Lines holding the string "OUTCOMES" are the ones to copy from this listing.
· · ·
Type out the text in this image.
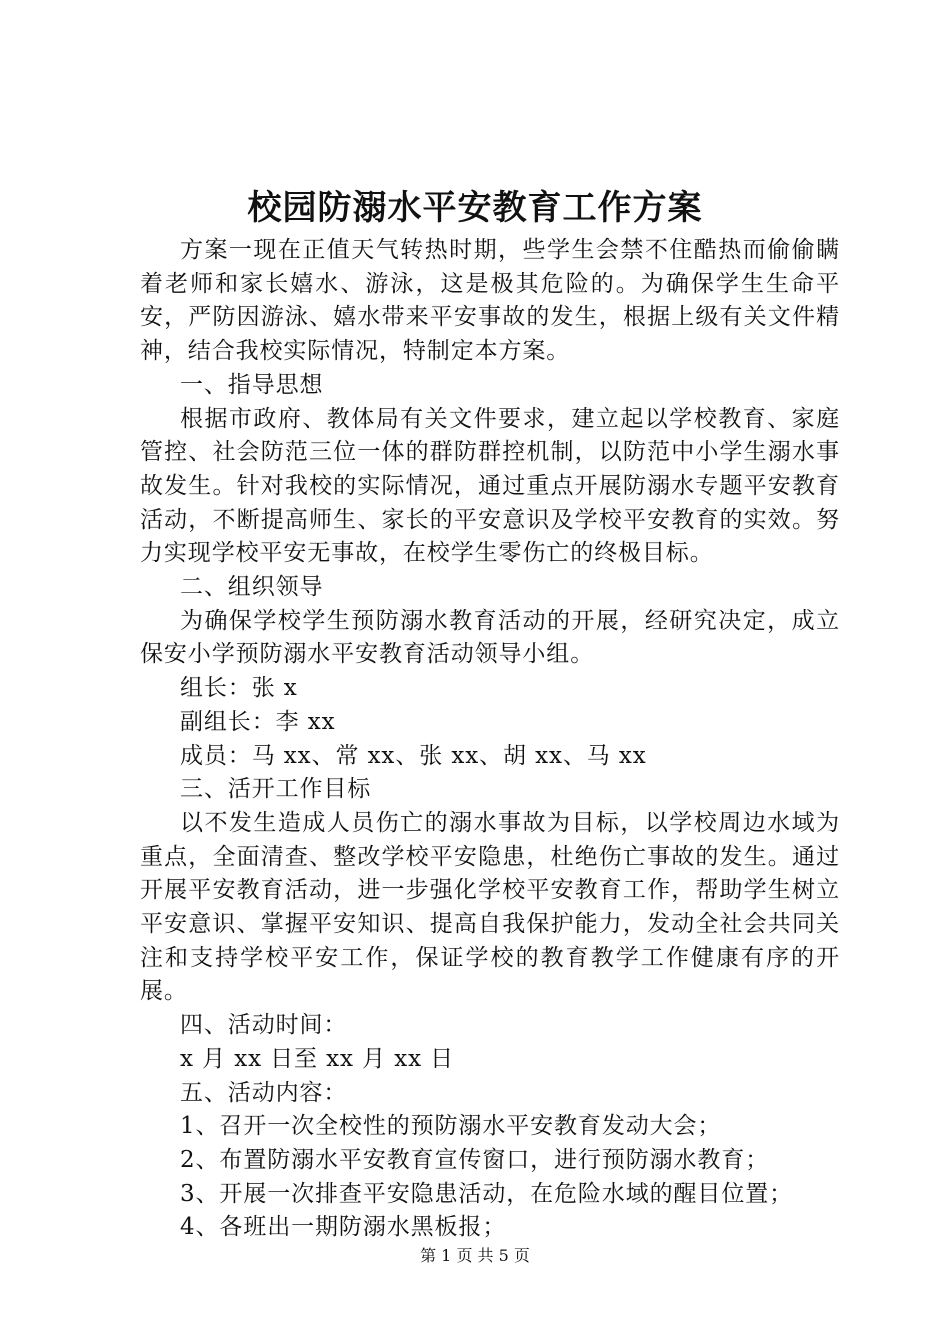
校园防溺水平安教育工作方案

方案一现在正值天气转热时期，些学生会禁不住酷热而偷偷瞒着老师和家长嬉水、游泳，这是极其危险的。为确保学生生命平安，严防因游泳、嬉水带来平安事故的发生，根据上级有关文件精神，结合我校实际情况，特制定本方案。

一、指导思想

根据市政府、教体局有关文件要求，建立起以学校教育、家庭管控、社会防范三位一体的群防群控机制，以防范中小学生溺水事故发生。针对我校的实际情况，通过重点开展防溺水专题平安教育活动，不断提高师生、家长的平安意识及学校平安教育的实效。努力实现学校平安无事故，在校学生零伤亡的终极目标。

二、组织领导

为确保学校学生预防溺水教育活动的开展，经研究决定，成立保安小学预防溺水平安教育活动领导小组。

组长：张 x

副组长：李 xx

成员：马 xx、常 xx、张 xx、胡 xx、马 xx

三、活开工作目标

以不发生造成人员伤亡的溺水事故为目标，以学校周边水域为重点，全面清查、整改学校平安隐患，杜绝伤亡事故的发生。通过开展平安教育活动，进一步强化学校平安教育工作，帮助学生树立平安意识、掌握平安知识、提高自我保护能力，发动全社会共同关注和支持学校平安工作，保证学校的教育教学工作健康有序的开展。

四、活动时间：

x 月 xx 日至 xx 月 xx 日

五、活动内容：

1、召开一次全校性的预防溺水平安教育发动大会；

2、布置防溺水平安教育宣传窗口，进行预防溺水教育；

3、开展一次排查平安隐患活动，在危险水域的醒目位置；

4、各班出一期防溺水黑板报；

第 1 页 共 5 页
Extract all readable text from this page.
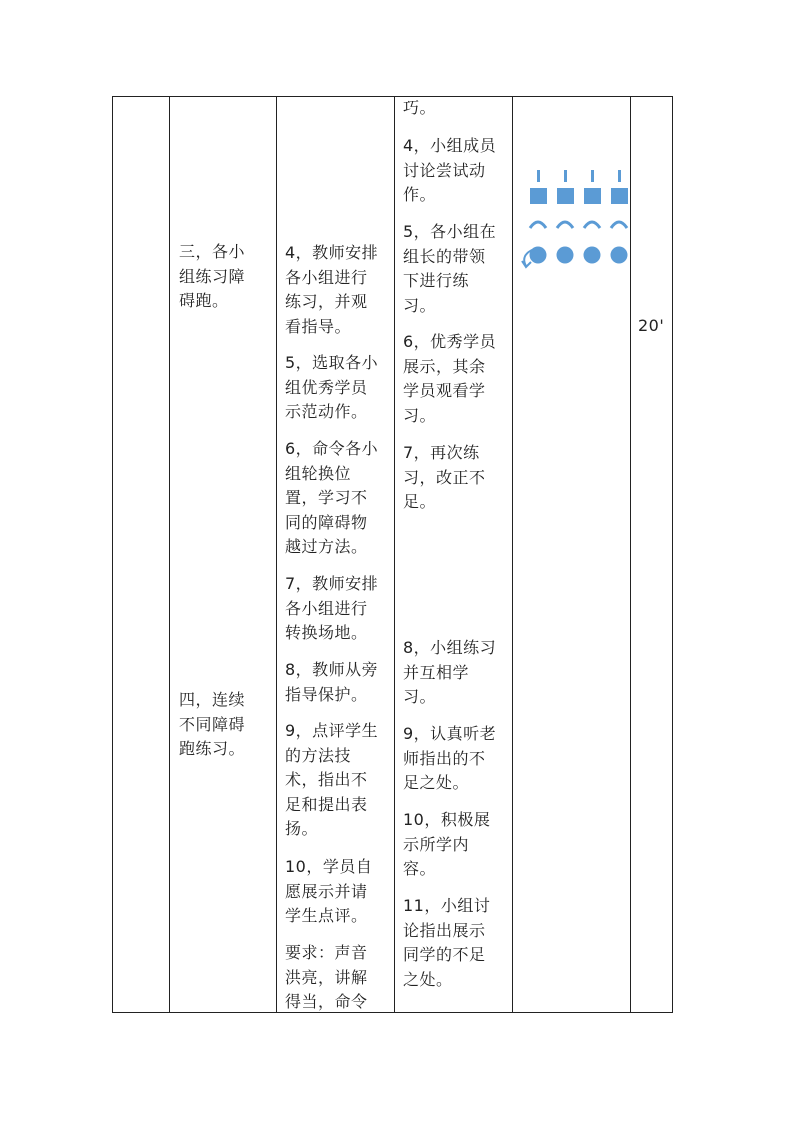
三，各小
组练习障
碍跑。
四，连续
不同障碍
跑练习。
4，教师安排
各小组进行
练习，并观
看指导。
5，选取各小
组优秀学员
示范动作。
6，命令各小
组轮换位
置，学习不
同的障碍物
越过方法。
7，教师安排
各小组进行
转换场地。
8，教师从旁
指导保护。
9，点评学生
的方法技
术，指出不
足和提出表
扬。
10，学员自
愿展示并请
学生点评。
要求：声音
洪亮，讲解
得当，命令
巧。
4，小组成员
讨论尝试动
作。
5，各小组在
组长的带领
下进行练
习。
6，优秀学员
展示，其余
学员观看学
习。
7，再次练
习，改正不
足。
8，小组练习
并互相学
习。
9，认真听老
师指出的不
足之处。
10，积极展
示所学内
容。
11，小组讨
论指出展示
同学的不足
之处。
20'
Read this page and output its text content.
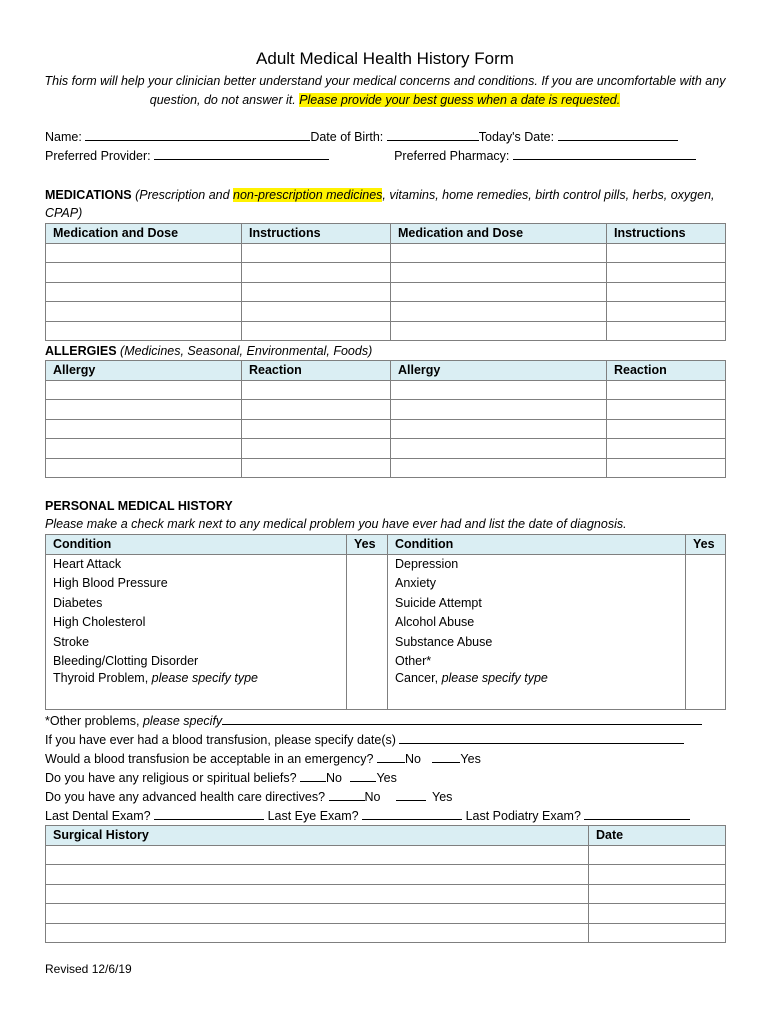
Adult Medical Health History Form
This form will help your clinician better understand your medical concerns and conditions. If you are uncomfortable with any question, do not answer it. Please provide your best guess when a date is requested.
Name:	Date of Birth:	Today's Date:
Preferred Provider:	Preferred Pharmacy:
MEDICATIONS (Prescription and non-prescription medicines, vitamins, home remedies, birth control pills, herbs, oxygen, CPAP)
Medication and Dose	Instructions	Medication and Dose	Instructions

ALLERGIES (Medicines, Seasonal, Environmental, Foods)
Allergy	Reaction	Allergy	Reaction

PERSONAL MEDICAL HISTORY
Please make a check mark next to any medical problem you have ever had and list the date of diagnosis.
Condition	Yes	Condition	Yes
Heart Attack		Depression	
High Blood Pressure		Anxiety	
Diabetes		Suicide Attempt	
High Cholesterol		Alcohol Abuse	
Stroke		Substance Abuse	
Bleeding/Clotting Disorder		Other*	
Thyroid Problem, please specify type		Cancer, please specify type	
*Other problems, please specify
If you have ever had a blood transfusion, please specify date(s)
Would a blood transfusion be acceptable in an emergency?	No	Yes
Do you have any religious or spiritual beliefs? No	Yes
Do you have any advanced health care directives?	No	Yes
Last Dental Exam?	Last Eye Exam?	Last Podiatry Exam?
Surgical History	Date

Revised 12/6/19
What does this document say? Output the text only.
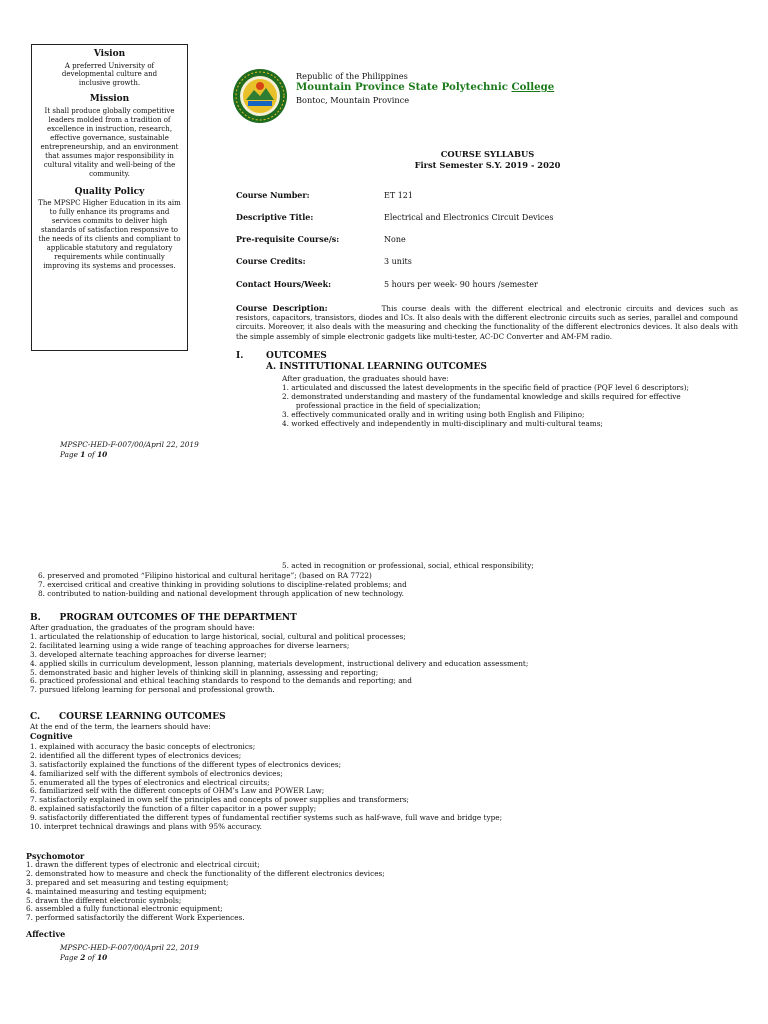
Vision

A preferred University of developmental culture and inclusive growth.

Mission

It shall produce globally competitive leaders molded from a tradition of excellence in instruction, research, effective governance, sustainable entrepreneurship, and an environment that assumes major responsibility in cultural vitality and well-being of the community.

Quality Policy

The MPSPC Higher Education in its aim to fully enhance its programs and services commits to deliver high standards of satisfaction responsive to the needs of its clients and compliant to applicable statutory and regulatory requirements while continually improving its systems and processes.

Republic of the Philippines
Mountain Province State Polytechnic College
Bontoc, Mountain Province
COURSE SYLLABUS
First Semester S.Y. 2019 - 2020
Course Number:	ET 121
Descriptive Title:	Electrical and Electronics Circuit Devices
Pre-requisite Course/s:	None
Course Credits:	3 units
Contact Hours/Week:	5 hours per week- 90 hours /semester
Course Description:	This course deals with the different electrical and electronic circuits and devices such as resistors, capacitors, transistors, diodes and ICs. It also deals with the different electronic circuits such as series, parallel and compound circuits. Moreover, it also deals with the measuring and checking the functionality of the different electronics devices. It also deals with the simple assembly of simple electronic gadgets like multi-tester, AC-DC Converter and AM-FM radio.
I.	OUTCOMES
A. INSTITUTIONAL LEARNING OUTCOMES
After graduation, the graduates should have:
1. articulated and discussed the latest developments in the specific field of practice (PQF level 6 descriptors);
2. demonstrated understanding and mastery of the fundamental knowledge and skills required for effective
professional practice in the field of specialization;
3. effectively communicated orally and in writing using both English and Filipino;
4. worked effectively and independently in multi-disciplinary and multi-cultural teams;
MPSPC-HED-F-007/00/April 22, 2019
Page 1 of 10
5. acted in recognition or professional, social, ethical responsibility;
6. preserved and promoted “Filipino historical and cultural heritage”; (based on RA 7722)
7. exercised critical and creative thinking in providing solutions to discipline-related problems; and
8. contributed to nation-building and national development through application of new technology.
B.      PROGRAM OUTCOMES OF THE DEPARTMENT
After graduation, the graduates of the program should have:
1. articulated the relationship of education to large historical, social, cultural and political processes;
2. facilitated learning using a wide range of teaching approaches for diverse learners;
3. developed alternate teaching approaches for diverse learner;
4. applied skills in curriculum development, lesson planning, materials development, instructional delivery and education assessment;
5. demonstrated basic and higher levels of thinking skill in planning, assessing and reporting;
6. practiced professional and ethical teaching standards to respond to the demands and reporting; and
7. pursued lifelong learning for personal and professional growth.
C.      COURSE LEARNING OUTCOMES
At the end of the term, the learners should have:
Cognitive
1. explained with accuracy the basic concepts of electronics;
2. identified all the different types of electronics devices;
3. satisfactorily explained the functions of the different types of electronics devices;
4. familiarized self with the different symbols of electronics devices;
5. enumerated all the types of electronics and electrical circuits;
6. familiarized self with the different concepts of OHM’s Law and POWER Law;
7. satisfactorily explained in own self the principles and concepts of power supplies and transformers;
8. explained satisfactorily the function of a filter capacitor in a power supply;
9. satisfactorily differentiated the different types of fundamental rectifier systems such as half-wave, full wave and bridge type;
10. interpret technical drawings and plans with 95% accuracy.
Psychomotor
1. drawn the different types of electronic and electrical circuit;
2. demonstrated how to measure and check the functionality of the different electronics devices;
3. prepared and set measuring and testing equipment;
4. maintained measuring and testing equipment;
5. drawn the different electronic symbols;
6. assembled a fully functional electronic equipment;
7. performed satisfactorily the different Work Experiences.
Affective
MPSPC-HED-F-007/00/April 22, 2019
Page 2 of 10
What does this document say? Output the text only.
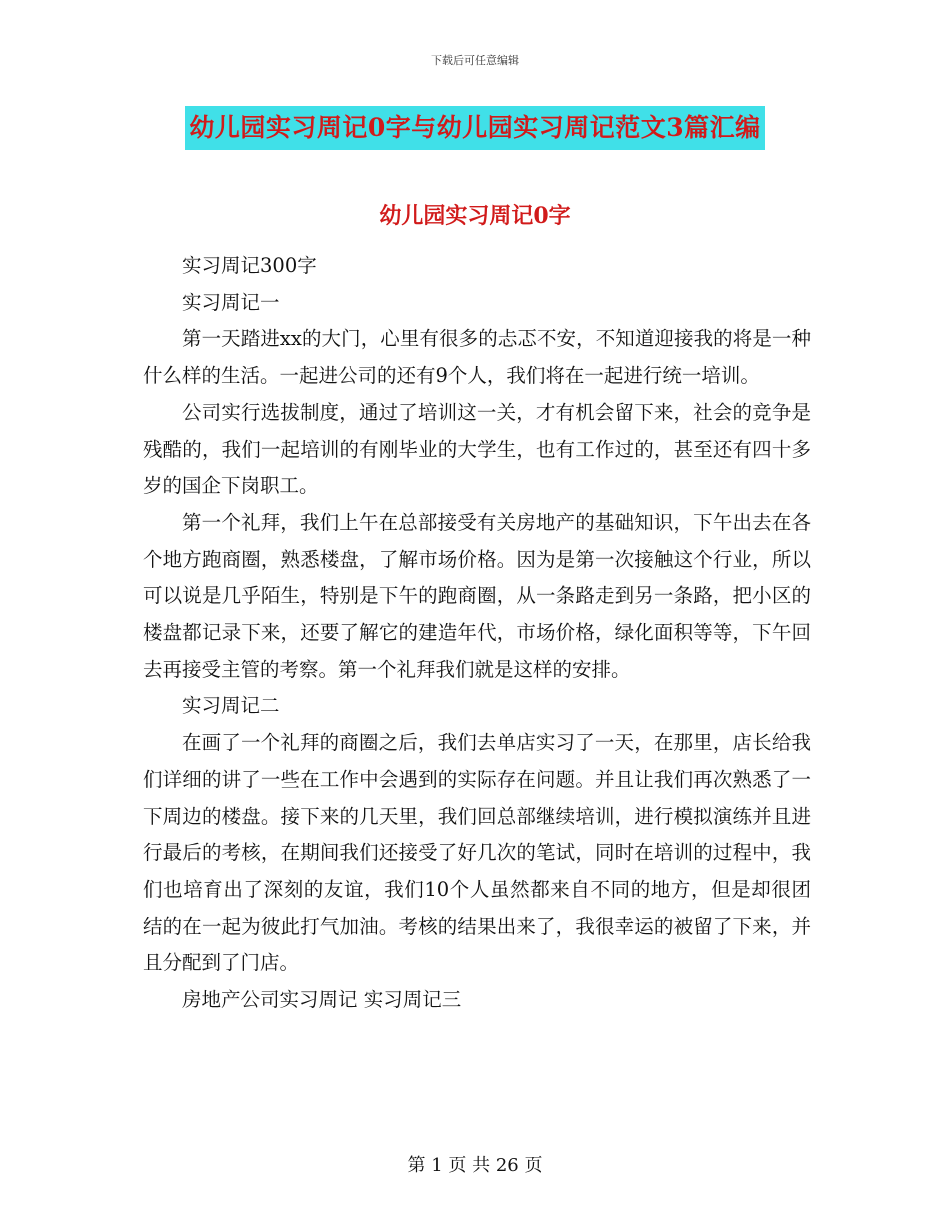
下载后可任意编辑
幼儿园实习周记0字与幼儿园实习周记范文3篇汇编
幼儿园实习周记0字

实习周记300字

实习周记一

第一天踏进xx的大门，心里有很多的忐忑不安，不知道迎接我的将是一种什么样的生活。一起进公司的还有9个人，我们将在一起进行统一培训。

公司实行选拔制度，通过了培训这一关，才有机会留下来，社会的竞争是残酷的，我们一起培训的有刚毕业的大学生，也有工作过的，甚至还有四十多岁的国企下岗职工。

第一个礼拜，我们上午在总部接受有关房地产的基础知识，下午出去在各个地方跑商圈，熟悉楼盘，了解市场价格。因为是第一次接触这个行业，所以可以说是几乎陌生，特别是下午的跑商圈，从一条路走到另一条路，把小区的楼盘都记录下来，还要了解它的建造年代，市场价格，绿化面积等等，下午回去再接受主管的考察。第一个礼拜我们就是这样的安排。

实习周记二

在画了一个礼拜的商圈之后，我们去单店实习了一天，在那里，店长给我们详细的讲了一些在工作中会遇到的实际存在问题。并且让我们再次熟悉了一下周边的楼盘。接下来的几天里，我们回总部继续培训，进行模拟演练并且进行最后的考核，在期间我们还接受了好几次的笔试，同时在培训的过程中，我们也培育出了深刻的友谊，我们10个人虽然都来自不同的地方，但是却很团结的在一起为彼此打气加油。考核的结果出来了，我很幸运的被留了下来，并且分配到了门店。

房地产公司实习周记 实习周记三

第 1 页 共 26 页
· · ·
* Finished exercise *
I.	OUTCOMES
A. INSTITUTIONAL LEARNING OUTCOMES
B.      PROGRAM OUTCOMES OF THE DEPARTMENT
C.      COURSE LEARNING OUTCOMES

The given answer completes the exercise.